Collection entries
--- start ---

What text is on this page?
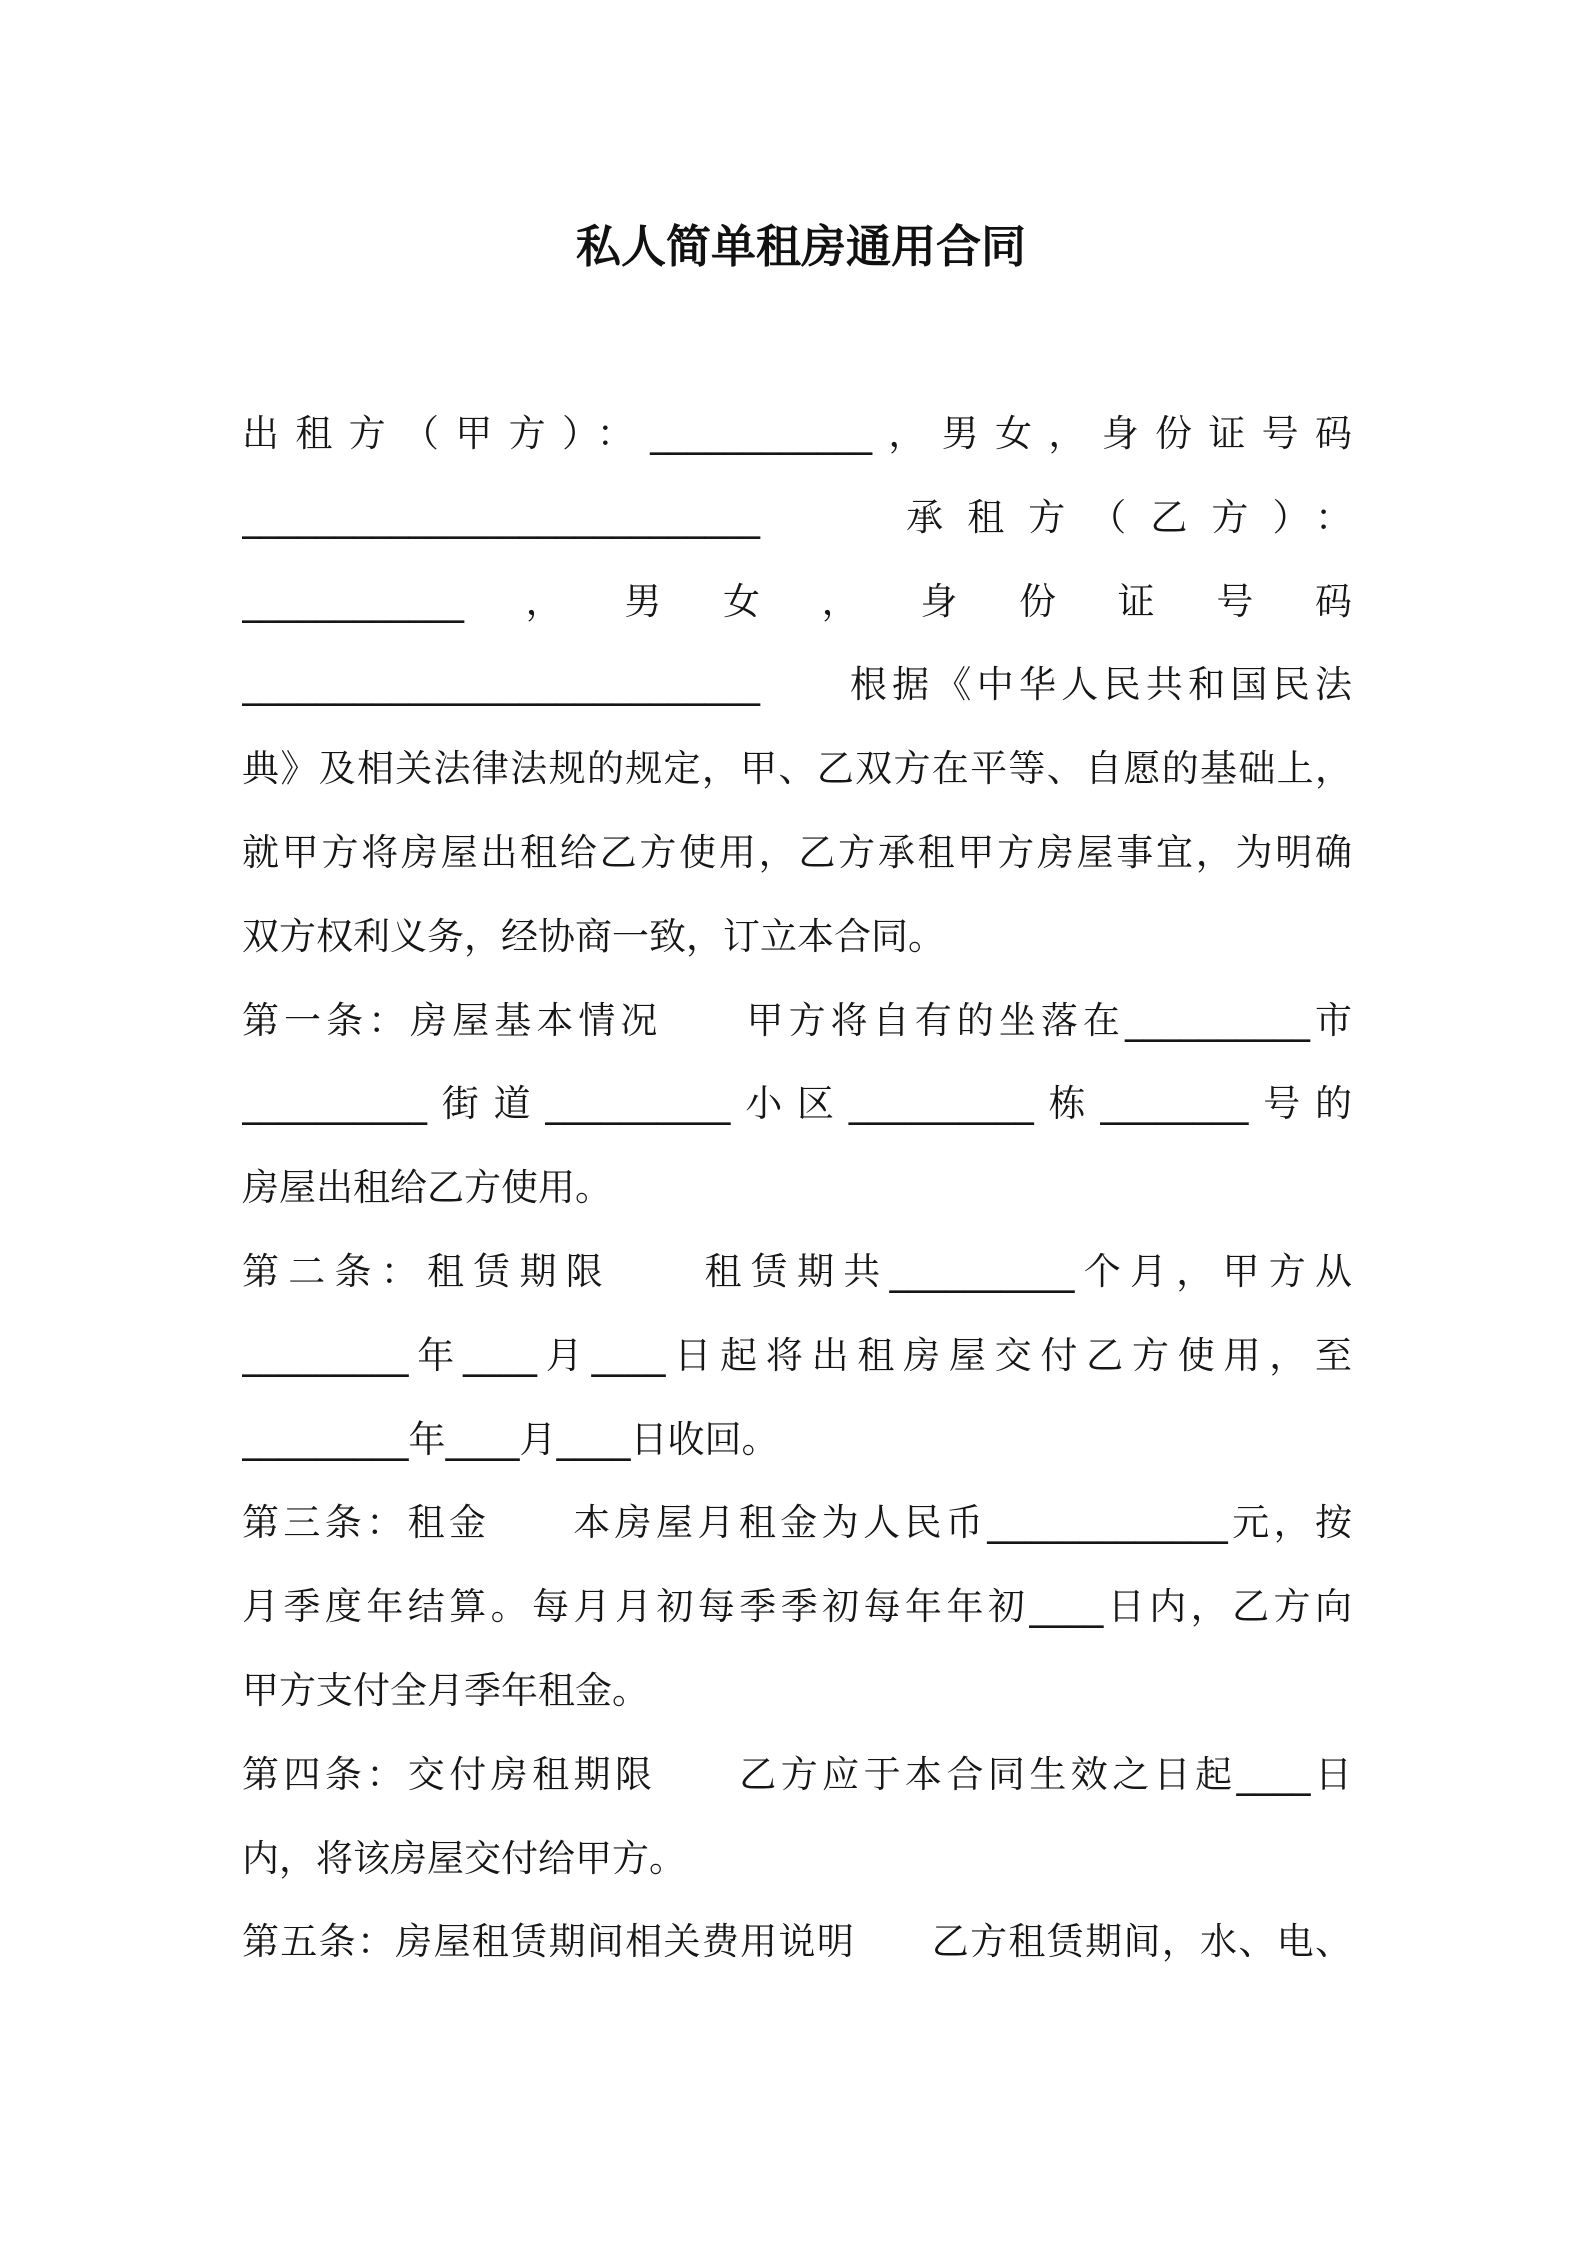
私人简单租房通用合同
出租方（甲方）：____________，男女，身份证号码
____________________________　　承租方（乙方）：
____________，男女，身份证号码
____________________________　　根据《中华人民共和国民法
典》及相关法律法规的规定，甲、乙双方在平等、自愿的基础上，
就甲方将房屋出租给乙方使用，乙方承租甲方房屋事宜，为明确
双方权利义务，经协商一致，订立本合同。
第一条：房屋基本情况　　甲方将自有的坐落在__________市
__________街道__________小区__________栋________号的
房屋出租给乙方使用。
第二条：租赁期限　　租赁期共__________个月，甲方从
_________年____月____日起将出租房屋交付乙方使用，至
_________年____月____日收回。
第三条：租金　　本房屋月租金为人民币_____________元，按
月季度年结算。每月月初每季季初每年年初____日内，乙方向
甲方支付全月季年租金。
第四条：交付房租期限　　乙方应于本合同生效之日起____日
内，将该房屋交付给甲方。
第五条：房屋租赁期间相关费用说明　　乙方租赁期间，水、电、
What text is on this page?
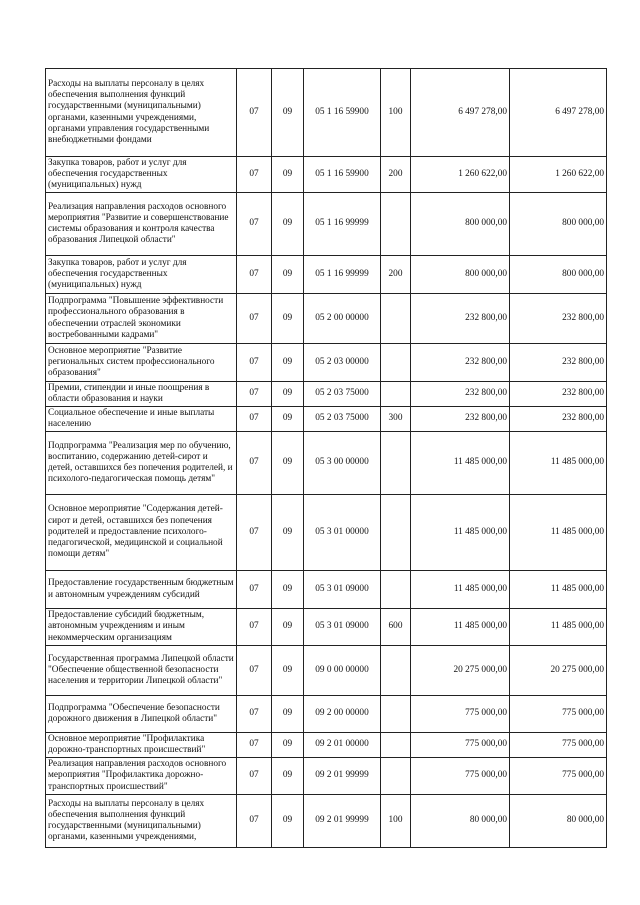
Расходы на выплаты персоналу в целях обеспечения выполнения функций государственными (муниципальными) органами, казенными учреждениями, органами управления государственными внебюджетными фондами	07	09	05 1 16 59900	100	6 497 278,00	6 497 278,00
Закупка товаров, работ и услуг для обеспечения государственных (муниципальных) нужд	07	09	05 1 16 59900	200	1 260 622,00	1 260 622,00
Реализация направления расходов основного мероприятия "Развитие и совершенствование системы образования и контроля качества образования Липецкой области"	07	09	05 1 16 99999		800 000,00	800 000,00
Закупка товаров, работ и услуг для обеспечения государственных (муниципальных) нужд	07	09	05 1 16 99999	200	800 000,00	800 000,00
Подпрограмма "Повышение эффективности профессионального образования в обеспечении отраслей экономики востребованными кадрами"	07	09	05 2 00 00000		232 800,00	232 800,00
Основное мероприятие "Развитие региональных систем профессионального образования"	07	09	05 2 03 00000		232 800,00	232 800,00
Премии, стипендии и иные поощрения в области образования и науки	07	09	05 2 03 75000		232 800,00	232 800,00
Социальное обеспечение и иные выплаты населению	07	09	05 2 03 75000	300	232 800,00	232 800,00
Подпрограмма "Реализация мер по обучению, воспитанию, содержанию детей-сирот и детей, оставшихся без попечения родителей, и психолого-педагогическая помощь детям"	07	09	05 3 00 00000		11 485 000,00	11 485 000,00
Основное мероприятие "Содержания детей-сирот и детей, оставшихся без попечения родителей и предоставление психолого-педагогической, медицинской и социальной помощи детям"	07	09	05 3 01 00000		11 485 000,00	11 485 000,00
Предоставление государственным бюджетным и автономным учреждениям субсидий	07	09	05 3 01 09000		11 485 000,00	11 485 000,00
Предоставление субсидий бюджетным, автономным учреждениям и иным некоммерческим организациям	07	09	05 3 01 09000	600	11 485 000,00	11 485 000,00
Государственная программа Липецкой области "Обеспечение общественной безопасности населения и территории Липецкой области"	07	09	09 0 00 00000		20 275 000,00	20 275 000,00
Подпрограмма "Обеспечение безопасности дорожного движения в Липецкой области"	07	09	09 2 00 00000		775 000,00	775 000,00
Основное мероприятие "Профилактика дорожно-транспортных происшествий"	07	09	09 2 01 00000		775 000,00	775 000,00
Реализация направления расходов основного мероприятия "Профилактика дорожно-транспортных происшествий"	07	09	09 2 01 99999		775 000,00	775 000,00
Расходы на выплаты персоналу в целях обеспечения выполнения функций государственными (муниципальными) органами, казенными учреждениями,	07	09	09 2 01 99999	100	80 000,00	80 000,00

--- end ---

Without the pictures, reproduce every line of the records above exactly.

TASK OUTPUT
What text is on this page?
私人简单租房通用合同
出租方（甲方）：____________，男女，身份证号码
____________________________　　承租方（乙方）：
____________，男女，身份证号码
____________________________　　根据《中华人民共和国民法
典》及相关法律法规的规定，甲、乙双方在平等、自愿的基础上，
就甲方将房屋出租给乙方使用，乙方承租甲方房屋事宜，为明确
双方权利义务，经协商一致，订立本合同。
第一条：房屋基本情况　　甲方将自有的坐落在__________市
__________街道__________小区__________栋________号的
房屋出租给乙方使用。
第二条：租赁期限　　租赁期共__________个月，甲方从
_________年____月____日起将出租房屋交付乙方使用，至
_________年____月____日收回。
第三条：租金　　本房屋月租金为人民币_____________元，按
月季度年结算。每月月初每季季初每年年初____日内，乙方向
甲方支付全月季年租金。
第四条：交付房租期限　　乙方应于本合同生效之日起____日
内，将该房屋交付给甲方。
第五条：房屋租赁期间相关费用说明　　乙方租赁期间，水、电、
What text is on this page?
Расходы на выплаты персоналу в целях обеспечения выполнения функций государственными (муниципальными) органами, казенными учреждениями, органами управления государственными внебюджетными фондами	07	09	05 1 16 59900	100	6 497 278,00	6 497 278,00
Закупка товаров, работ и услуг для обеспечения государственных (муниципальных) нужд	07	09	05 1 16 59900	200	1 260 622,00	1 260 622,00
Реализация направления расходов основного мероприятия "Развитие и совершенствование системы образования и контроля качества образования Липецкой области"	07	09	05 1 16 99999		800 000,00	800 000,00
Закупка товаров, работ и услуг для обеспечения государственных (муниципальных) нужд	07	09	05 1 16 99999	200	800 000,00	800 000,00
Подпрограмма "Повышение эффективности профессионального образования в обеспечении отраслей экономики востребованными кадрами"	07	09	05 2 00 00000		232 800,00	232 800,00
Основное мероприятие "Развитие региональных систем профессионального образования"	07	09	05 2 03 00000		232 800,00	232 800,00
Премии, стипендии и иные поощрения в области образования и науки	07	09	05 2 03 75000		232 800,00	232 800,00
Социальное обеспечение и иные выплаты населению	07	09	05 2 03 75000	300	232 800,00	232 800,00
Подпрограмма "Реализация мер по обучению, воспитанию, содержанию детей-сирот и детей, оставшихся без попечения родителей, и психолого-педагогическая помощь детям"	07	09	05 3 00 00000		11 485 000,00	11 485 000,00
Основное мероприятие "Содержания детей-сирот и детей, оставшихся без попечения родителей и предоставление психолого-педагогической, медицинской и социальной помощи детям"	07	09	05 3 01 00000		11 485 000,00	11 485 000,00
Предоставление государственным бюджетным и автономным учреждениям субсидий	07	09	05 3 01 09000		11 485 000,00	11 485 000,00
Предоставление субсидий бюджетным, автономным учреждениям и иным некоммерческим организациям	07	09	05 3 01 09000	600	11 485 000,00	11 485 000,00
Государственная программа Липецкой области "Обеспечение общественной безопасности населения и территории Липецкой области"	07	09	09 0 00 00000		20 275 000,00	20 275 000,00
Подпрограмма "Обеспечение безопасности дорожного движения в Липецкой области"	07	09	09 2 00 00000		775 000,00	775 000,00
Основное мероприятие "Профилактика дорожно-транспортных происшествий"	07	09	09 2 01 00000		775 000,00	775 000,00
Реализация направления расходов основного мероприятия "Профилактика дорожно-транспортных происшествий"	07	09	09 2 01 99999		775 000,00	775 000,00
Расходы на выплаты персоналу в целях обеспечения выполнения функций государственными (муниципальными) органами, казенными учреждениями,	07	09	09 2 01 99999	100	80 000,00	80 000,00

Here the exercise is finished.